-- START MATERIAL TO PROCESS --

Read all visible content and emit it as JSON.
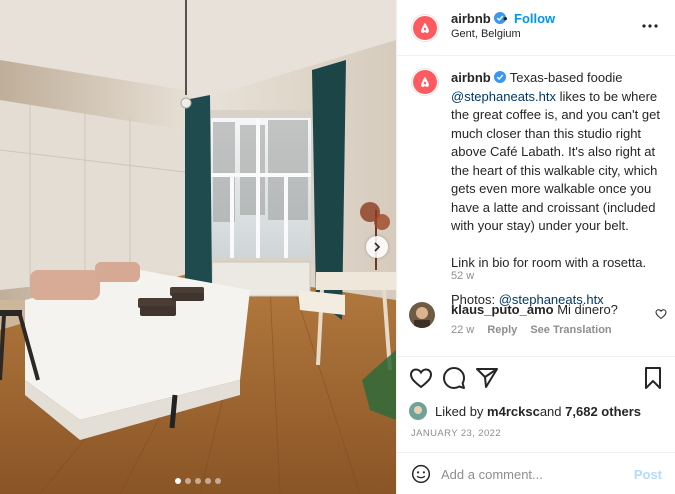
{
  "header": {
    "username": "airbnb",
    "separator": "•",
    "follow_label": "Follow",
    "location": "Gent, Belgium",
    "avatar_icon": "airbnb-logo-icon",
    "verified_icon": "verified-badge-icon",
    "more_icon": "more-options-icon"
  },
  "caption": {
    "username": "airbnb",
    "text_1": " Texas-based foodie ",
    "mention_1": "@stephaneats.htx",
    "text_2": " likes to be where the great coffee is, and you can't get much closer than this studio right above Café Labath. It's also right at the heart of this walkable city, which gets even more walkable once you have a latte and croissant (included with your stay) under your belt.",
    "paragraph_2": "Link in bio for room with a rosetta.",
    "photos_label": "Photos: ",
    "mention_2": "@stephaneats.htx",
    "time": "52 w"
  },
  "comment": {
    "username": "klaus_puto_amo",
    "text": " Mi dinero?",
    "time": "22 w",
    "reply_label": "Reply",
    "translation_label": "See Translation",
    "like_icon": "heart-outline-icon"
  },
  "actions": {
    "like_icon": "heart-outline-icon",
    "comment_icon": "comment-bubble-icon",
    "share_icon": "paper-plane-icon",
    "save_icon": "bookmark-icon"
  },
  "likes": {
    "prefix": "Liked by ",
    "user": "m4rcksc",
    "middle": " and ",
    "others": "7,682 others"
  },
  "date": "JANUARY 23, 2022",
  "add_comment": {
    "placeholder": "Add a comment...",
    "post_label": "Post",
    "emoji_icon": "smiley-icon"
  },
  "carousel": {
    "total_slides": 5,
    "active_slide": 1,
    "next_icon": "chevron-right-icon"
  },
  "colors": {
    "brand": "#ff5a5f",
    "link": "#00376b",
    "follow": "#0095f6",
    "post_disabled": "#b3dbff",
    "muted": "#8e8e8e"
  }
}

-- END MATERIAL TO PROCESS --

## WORK TO COMPLETE
The data above should be repeated exactly, minus any pictures.

## SOLUTION TO THE PROBLEM
Read all visible content and emit it as JSON.
{
  "header": {
    "username": "airbnb",
    "separator": "•",
    "follow_label": "Follow",
    "location": "Gent, Belgium",
    "avatar_icon": "airbnb-logo-icon",
    "verified_icon": "verified-badge-icon",
    "more_icon": "more-options-icon"
  },
  "caption": {
    "username": "airbnb",
    "text_1": " Texas-based foodie ",
    "mention_1": "@stephaneats.htx",
    "text_2": " likes to be where the great coffee is, and you can't get much closer than this studio right above Café Labath. It's also right at the heart of this walkable city, which gets even more walkable once you have a latte and croissant (included with your stay) under your belt.",
    "paragraph_2": "Link in bio for room with a rosetta.",
    "photos_label": "Photos: ",
    "mention_2": "@stephaneats.htx",
    "time": "52 w"
  },
  "comment": {
    "username": "klaus_puto_amo",
    "text": " Mi dinero?",
    "time": "22 w",
    "reply_label": "Reply",
    "translation_label": "See Translation",
    "like_icon": "heart-outline-icon"
  },
  "actions": {
    "like_icon": "heart-outline-icon",
    "comment_icon": "comment-bubble-icon",
    "share_icon": "paper-plane-icon",
    "save_icon": "bookmark-icon"
  },
  "likes": {
    "prefix": "Liked by ",
    "user": "m4rcksc",
    "middle": " and ",
    "others": "7,682 others"
  },
  "date": "JANUARY 23, 2022",
  "add_comment": {
    "placeholder": "Add a comment...",
    "post_label": "Post",
    "emoji_icon": "smiley-icon"
  },
  "carousel": {
    "total_slides": 5,
    "active_slide": 1,
    "next_icon": "chevron-right-icon"
  },
  "colors": {
    "brand": "#ff5a5f",
    "link": "#00376b",
    "follow": "#0095f6",
    "post_disabled": "#b3dbff",
    "muted": "#8e8e8e"
  }
}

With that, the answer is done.